Your objective: Copy every line of the records below where the word "ylabel" occurs.

Data rows:
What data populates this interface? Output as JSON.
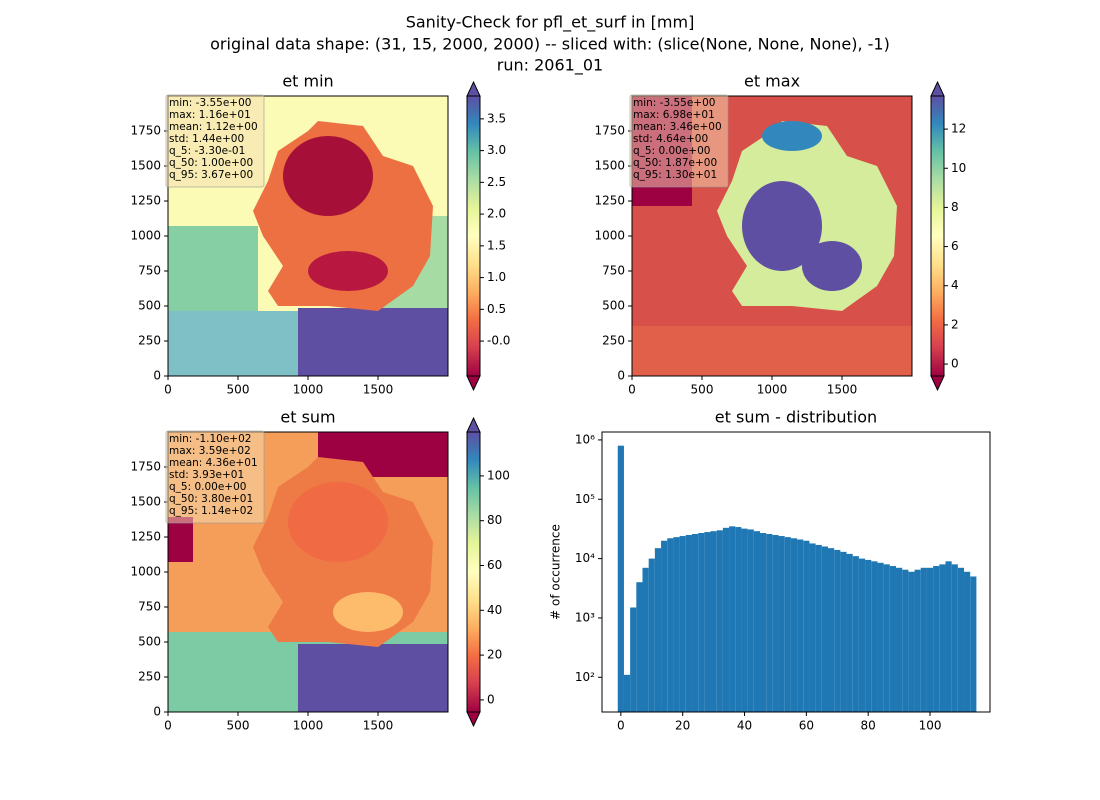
{
  "suptitle": [
    "Sanity-Check for pfl_et_surf in [mm]",
    "original data shape: (31, 15, 2000, 2000) -- sliced with: (slice(None, None, None), -1)",
    "run: 2061_01"
  ],
  "chart_data": [
    {
      "type": "heatmap",
      "title": "et min",
      "colormap": "Spectral",
      "extend": "both",
      "xlim": [
        0,
        2000
      ],
      "ylim": [
        0,
        2000
      ],
      "xticks": [
        0,
        500,
        1000,
        1500
      ],
      "yticks": [
        0,
        250,
        500,
        750,
        1000,
        1250,
        1500,
        1750
      ],
      "colorbar": {
        "lim": [
          -0.55,
          3.86
        ],
        "ticks": [
          {
            "value": 0,
            "label": "-0.0"
          },
          0.5,
          {
            "value": 1,
            "label": "1.0"
          },
          1.5,
          {
            "value": 2,
            "label": "2.0"
          },
          2.5,
          {
            "value": 3,
            "label": "3.0"
          },
          3.5
        ]
      },
      "stats": [
        "min: -3.55e+00",
        "max: 1.16e+01",
        "mean: 1.12e+00",
        "std: 1.44e+00",
        "q_5: -3.30e-01",
        "q_50: 1.00e+00",
        "q_95: 3.67e+00"
      ]
    },
    {
      "type": "heatmap",
      "title": "et max",
      "colormap": "Spectral",
      "extend": "both",
      "xlim": [
        0,
        2000
      ],
      "ylim": [
        0,
        2000
      ],
      "xticks": [
        0,
        500,
        1000,
        1500
      ],
      "yticks": [
        0,
        250,
        500,
        750,
        1000,
        1250,
        1500,
        1750
      ],
      "colorbar": {
        "lim": [
          -0.61,
          13.69
        ],
        "ticks": [
          0,
          2,
          4,
          6,
          8,
          10,
          12
        ]
      },
      "stats": [
        "min: -3.55e+00",
        "max: 6.98e+01",
        "mean: 3.46e+00",
        "std: 4.64e+00",
        "q_5: 0.00e+00",
        "q_50: 1.87e+00",
        "q_95: 1.30e+01"
      ]
    },
    {
      "type": "heatmap",
      "title": "et sum",
      "colormap": "Spectral",
      "extend": "both",
      "xlim": [
        0,
        2000
      ],
      "ylim": [
        0,
        2000
      ],
      "xticks": [
        0,
        500,
        1000,
        1500
      ],
      "yticks": [
        0,
        250,
        500,
        750,
        1000,
        1250,
        1500,
        1750
      ],
      "colorbar": {
        "lim": [
          -5.4,
          119.6
        ],
        "ticks": [
          0,
          20,
          40,
          60,
          80,
          100
        ]
      },
      "stats": [
        "min: -1.10e+02",
        "max: 3.59e+02",
        "mean: 4.36e+01",
        "std: 3.93e+01",
        "q_5: 0.00e+00",
        "q_50: 3.80e+01",
        "q_95: 1.14e+02"
      ]
    },
    {
      "type": "histogram",
      "title": "et sum - distribution",
      "ylabel": "# of occurrence",
      "color": "#1f77b4",
      "log_y": true,
      "xlim": [
        -6.1,
        119.4
      ],
      "ylim": [
        26,
        1360000
      ],
      "xticks": [
        0,
        20,
        40,
        60,
        80,
        100
      ],
      "yticks": [
        {
          "value": 100,
          "label": "10²"
        },
        {
          "value": 1000,
          "label": "10³"
        },
        {
          "value": 10000,
          "label": "10⁴"
        },
        {
          "value": 100000,
          "label": "10⁵"
        },
        {
          "value": 1000000,
          "label": "10⁶"
        }
      ],
      "bins": [
        -1,
        1,
        3,
        5,
        7,
        9,
        11,
        13,
        15,
        17,
        19,
        21,
        23,
        25,
        27,
        29,
        31,
        33,
        35,
        37,
        39,
        41,
        43,
        45,
        47,
        49,
        51,
        53,
        55,
        57,
        59,
        61,
        63,
        65,
        67,
        69,
        71,
        73,
        75,
        77,
        79,
        81,
        83,
        85,
        87,
        89,
        91,
        93,
        95,
        97,
        99,
        101,
        103,
        105,
        107,
        109,
        111,
        113,
        115
      ],
      "values": [
        800000,
        110,
        1500,
        4000,
        7000,
        10000,
        15000,
        20000,
        22000,
        23000,
        24000,
        25000,
        26000,
        27000,
        28000,
        29000,
        30000,
        33000,
        35000,
        34000,
        32000,
        31000,
        29000,
        27000,
        26000,
        25000,
        24000,
        23000,
        22000,
        21000,
        20000,
        18000,
        17000,
        16000,
        15000,
        14000,
        13000,
        12000,
        11000,
        10000,
        9500,
        9000,
        8500,
        8000,
        7500,
        7000,
        6500,
        6000,
        6500,
        7000,
        7000,
        7500,
        8000,
        9000,
        8000,
        7000,
        6000,
        5000
      ]
    }
  ]
}
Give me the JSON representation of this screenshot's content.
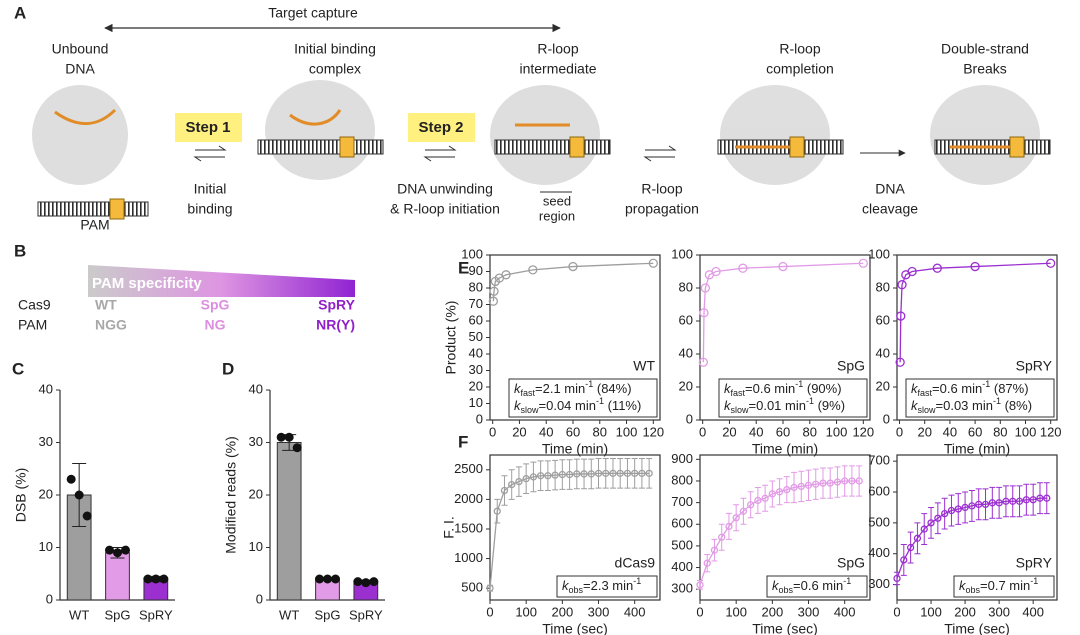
{
  "panel_a": {
    "panel": "A",
    "title": "Target capture",
    "stages": [
      {
        "label": [
          "Unbound",
          "DNA"
        ]
      },
      {
        "label": [
          "Initial binding",
          "complex"
        ]
      },
      {
        "label": [
          "R-loop",
          "intermediate"
        ]
      },
      {
        "label": [
          "R-loop",
          "completion"
        ]
      },
      {
        "label": [
          "Double-strand",
          "Breaks"
        ]
      }
    ],
    "pam": "PAM",
    "steps": [
      "Step 1",
      "Step 2"
    ],
    "transitions": [
      {
        "label": [
          "Initial",
          "binding"
        ]
      },
      {
        "label": [
          "DNA unwinding",
          "& R-loop initiation"
        ]
      },
      {
        "label": [
          "R-loop",
          "propagation"
        ]
      },
      {
        "label": [
          "DNA",
          "cleavage"
        ]
      }
    ],
    "seed": [
      "seed",
      "region"
    ]
  },
  "panel_b": {
    "panel": "B",
    "gradient_label": "PAM specificity",
    "row_labels": [
      "Cas9",
      "PAM"
    ],
    "variants": [
      {
        "name": "WT",
        "pam": "NGG",
        "color": "#a8a8a8"
      },
      {
        "name": "SpG",
        "pam": "NG",
        "color": "#dc8fe0"
      },
      {
        "name": "SpRY",
        "pam": "NR(Y)",
        "color": "#9020c8"
      }
    ]
  },
  "chart_data": [
    {
      "panel": "C",
      "type": "bar",
      "ylabel": "DSB (%)",
      "categories": [
        "WT",
        "SpG",
        "SpRY"
      ],
      "values": [
        20,
        9,
        4
      ],
      "errors": [
        6,
        1,
        0.5
      ],
      "points": [
        [
          23,
          20,
          16
        ],
        [
          9.5,
          9,
          9.5
        ],
        [
          4,
          4,
          4
        ]
      ],
      "colors": [
        "#9e9e9e",
        "#e29be6",
        "#9b2fd0"
      ],
      "ylim": [
        0,
        40
      ],
      "yticks": [
        0,
        10,
        20,
        30,
        40
      ]
    },
    {
      "panel": "D",
      "type": "bar",
      "ylabel": "Modified reads (%)",
      "categories": [
        "WT",
        "SpG",
        "SpRY"
      ],
      "values": [
        30,
        4,
        3.5
      ],
      "errors": [
        1.5,
        0.3,
        0.3
      ],
      "points": [
        [
          31,
          31,
          29
        ],
        [
          4,
          4,
          4
        ],
        [
          3.5,
          3.3,
          3.5
        ]
      ],
      "colors": [
        "#9e9e9e",
        "#e29be6",
        "#9b2fd0"
      ],
      "ylim": [
        0,
        40
      ],
      "yticks": [
        0,
        10,
        20,
        30,
        40
      ]
    },
    {
      "panel": "E",
      "type": "line",
      "ylabel": "Product (%)",
      "xlabel": "Time (min)",
      "label": "WT",
      "color": "#9e9e9e",
      "x": [
        0.5,
        1,
        2,
        5,
        10,
        30,
        60,
        120
      ],
      "values": [
        72,
        78,
        84,
        86,
        88,
        91,
        93,
        95
      ],
      "annotation": [
        {
          "symbol": "k",
          "sub": "fast",
          "value": "=2.1 min",
          "sup": "-1",
          "note": " (84%)"
        },
        {
          "symbol": "k",
          "sub": "slow",
          "value": "=0.04 min",
          "sup": "-1",
          "note": " (11%)"
        }
      ],
      "xlim": [
        -2,
        125
      ],
      "xticks": [
        0,
        20,
        40,
        60,
        80,
        100,
        120
      ],
      "ylim": [
        0,
        100
      ],
      "yticks": [
        0,
        10,
        20,
        30,
        40,
        50,
        60,
        70,
        80,
        90,
        100
      ]
    },
    {
      "type": "line",
      "xlabel": "Time (min)",
      "label": "SpG",
      "color": "#e29be6",
      "x": [
        0.5,
        1,
        2,
        5,
        10,
        30,
        60,
        120
      ],
      "values": [
        35,
        65,
        80,
        88,
        90,
        92,
        93,
        95
      ],
      "annotation": [
        {
          "symbol": "k",
          "sub": "fast",
          "value": "=0.6 min",
          "sup": "-1",
          "note": " (90%)"
        },
        {
          "symbol": "k",
          "sub": "slow",
          "value": "=0.01 min",
          "sup": "-1",
          "note": " (9%)"
        }
      ],
      "xlim": [
        -2,
        125
      ],
      "xticks": [
        0,
        20,
        40,
        60,
        80,
        100,
        120
      ],
      "ylim": [
        0,
        100
      ],
      "yticks": [
        0,
        20,
        40,
        60,
        80,
        100
      ]
    },
    {
      "type": "line",
      "xlabel": "Time (min)",
      "label": "SpRY",
      "color": "#9b2fd0",
      "x": [
        0.5,
        1,
        2,
        5,
        10,
        30,
        60,
        120
      ],
      "values": [
        35,
        63,
        82,
        88,
        90,
        92,
        93,
        95
      ],
      "annotation": [
        {
          "symbol": "k",
          "sub": "fast",
          "value": "=0.6 min",
          "sup": "-1",
          "note": " (87%)"
        },
        {
          "symbol": "k",
          "sub": "slow",
          "value": "=0.03 min",
          "sup": "-1",
          "note": " (8%)"
        }
      ],
      "xlim": [
        -2,
        125
      ],
      "xticks": [
        0,
        20,
        40,
        60,
        80,
        100,
        120
      ],
      "ylim": [
        0,
        100
      ],
      "yticks": [
        0,
        20,
        40,
        60,
        80,
        100
      ]
    },
    {
      "panel": "F",
      "type": "errorline",
      "ylabel": "F. I.",
      "xlabel": "Time (sec)",
      "label": "dCas9",
      "color": "#9e9e9e",
      "x": [
        0,
        20,
        40,
        60,
        80,
        100,
        120,
        140,
        160,
        180,
        200,
        220,
        240,
        260,
        280,
        300,
        320,
        340,
        360,
        380,
        400,
        420,
        440
      ],
      "values": [
        500,
        1800,
        2150,
        2250,
        2300,
        2350,
        2380,
        2400,
        2400,
        2410,
        2420,
        2420,
        2430,
        2430,
        2430,
        2440,
        2440,
        2440,
        2440,
        2440,
        2440,
        2440,
        2440
      ],
      "errors": [
        50,
        200,
        250,
        250,
        250,
        250,
        250,
        250,
        250,
        250,
        250,
        250,
        250,
        250,
        250,
        250,
        250,
        250,
        250,
        250,
        250,
        250,
        250
      ],
      "annotation": [
        {
          "symbol": "k",
          "sub": "obs",
          "value": "=2.3 min",
          "sup": "-1"
        }
      ],
      "xlim": [
        0,
        470
      ],
      "xticks": [
        0,
        100,
        200,
        300,
        400
      ],
      "ylim": [
        300,
        2750
      ],
      "yticks": [
        500,
        1000,
        1500,
        2000,
        2500
      ]
    },
    {
      "type": "errorline",
      "xlabel": "Time (sec)",
      "label": "SpG",
      "color": "#e29be6",
      "x": [
        0,
        20,
        40,
        60,
        80,
        100,
        120,
        140,
        160,
        180,
        200,
        220,
        240,
        260,
        280,
        300,
        320,
        340,
        360,
        380,
        400,
        420,
        440
      ],
      "values": [
        320,
        420,
        480,
        540,
        590,
        630,
        660,
        690,
        710,
        720,
        740,
        750,
        760,
        770,
        775,
        780,
        785,
        790,
        790,
        795,
        800,
        800,
        800
      ],
      "errors": [
        20,
        40,
        50,
        60,
        60,
        60,
        60,
        60,
        60,
        60,
        60,
        60,
        60,
        70,
        70,
        70,
        70,
        70,
        70,
        70,
        70,
        70,
        70
      ],
      "annotation": [
        {
          "symbol": "k",
          "sub": "obs",
          "value": "=0.6 min",
          "sup": "-1"
        }
      ],
      "xlim": [
        0,
        470
      ],
      "xticks": [
        0,
        100,
        200,
        300,
        400
      ],
      "ylim": [
        250,
        920
      ],
      "yticks": [
        300,
        400,
        500,
        600,
        700,
        800,
        900
      ]
    },
    {
      "type": "errorline",
      "xlabel": "Time (sec)",
      "label": "SpRY",
      "color": "#9b2fd0",
      "x": [
        0,
        20,
        40,
        60,
        80,
        100,
        120,
        140,
        160,
        180,
        200,
        220,
        240,
        260,
        280,
        300,
        320,
        340,
        360,
        380,
        400,
        420,
        440
      ],
      "values": [
        320,
        380,
        420,
        450,
        480,
        500,
        515,
        530,
        540,
        545,
        550,
        555,
        560,
        560,
        565,
        565,
        570,
        570,
        570,
        575,
        575,
        580,
        580
      ],
      "errors": [
        20,
        50,
        50,
        50,
        50,
        50,
        50,
        50,
        50,
        50,
        50,
        50,
        50,
        50,
        50,
        50,
        50,
        50,
        50,
        50,
        50,
        50,
        50
      ],
      "annotation": [
        {
          "symbol": "k",
          "sub": "obs",
          "value": "=0.7 min",
          "sup": "-1"
        }
      ],
      "xlim": [
        0,
        470
      ],
      "xticks": [
        0,
        100,
        200,
        300,
        400
      ],
      "ylim": [
        250,
        720
      ],
      "yticks": [
        300,
        400,
        500,
        600,
        700
      ]
    }
  ]
}
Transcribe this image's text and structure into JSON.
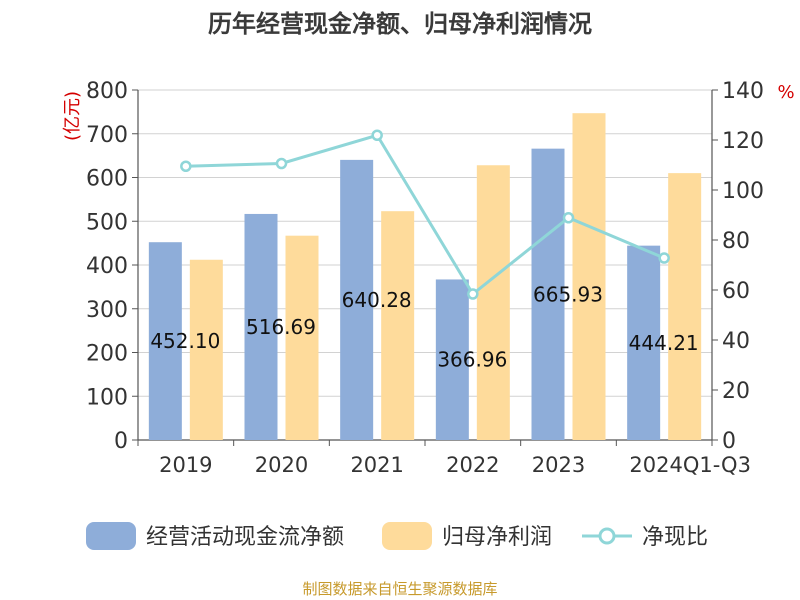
{
  "chart_data": {
    "type": "bar",
    "title": "历年经营现金净额、归母净利润情况",
    "categories": [
      "2019",
      "2020",
      "2021",
      "2022",
      "2023",
      "2024Q1-Q3"
    ],
    "series": [
      {
        "name": "经营活动现金流净额",
        "type": "bar",
        "axis": "left",
        "color": "#8eadd9",
        "values": [
          452.1,
          516.69,
          640.28,
          366.96,
          665.93,
          444.21
        ]
      },
      {
        "name": "归母净利润",
        "type": "bar",
        "axis": "left",
        "color": "#fedb9b",
        "values": [
          412,
          467,
          523,
          628,
          747,
          610
        ]
      },
      {
        "name": "净现比",
        "type": "line",
        "axis": "right",
        "color": "#8fd6d8",
        "values": [
          109.5,
          110.6,
          121.9,
          58.4,
          88.9,
          72.8
        ]
      }
    ],
    "data_labels": [
      "452.10",
      "516.69",
      "640.28",
      "366.96",
      "665.93",
      "444.21"
    ],
    "y_left": {
      "unit": "(亿元)",
      "ylim": [
        0,
        800
      ],
      "ticks": [
        0,
        100,
        200,
        300,
        400,
        500,
        600,
        700,
        800
      ]
    },
    "y_right": {
      "unit": "%",
      "ylim": [
        0,
        140
      ],
      "ticks": [
        0,
        20,
        40,
        60,
        80,
        100,
        120,
        140
      ]
    },
    "grid": true,
    "legend_position": "bottom"
  },
  "source": "制图数据来自恒生聚源数据库"
}
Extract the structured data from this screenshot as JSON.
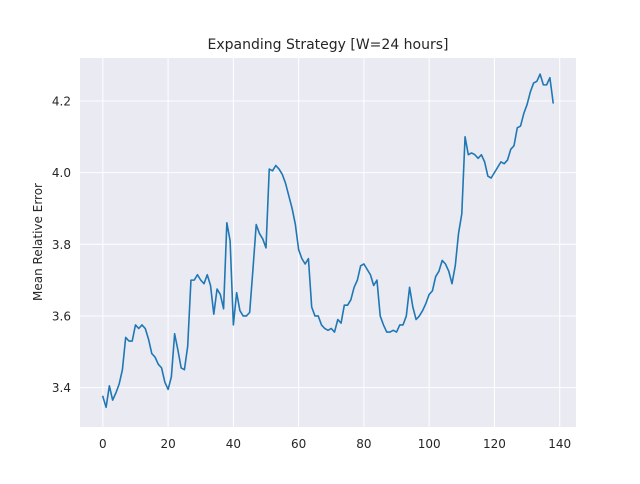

Exercise answer:
      "ylabel": "# of occurrence",
      "ylabel": "DSB (%)",
      "ylabel": "Modified reads (%)",
      "ylabel": "Product (%)",
      "ylabel": "F. I.",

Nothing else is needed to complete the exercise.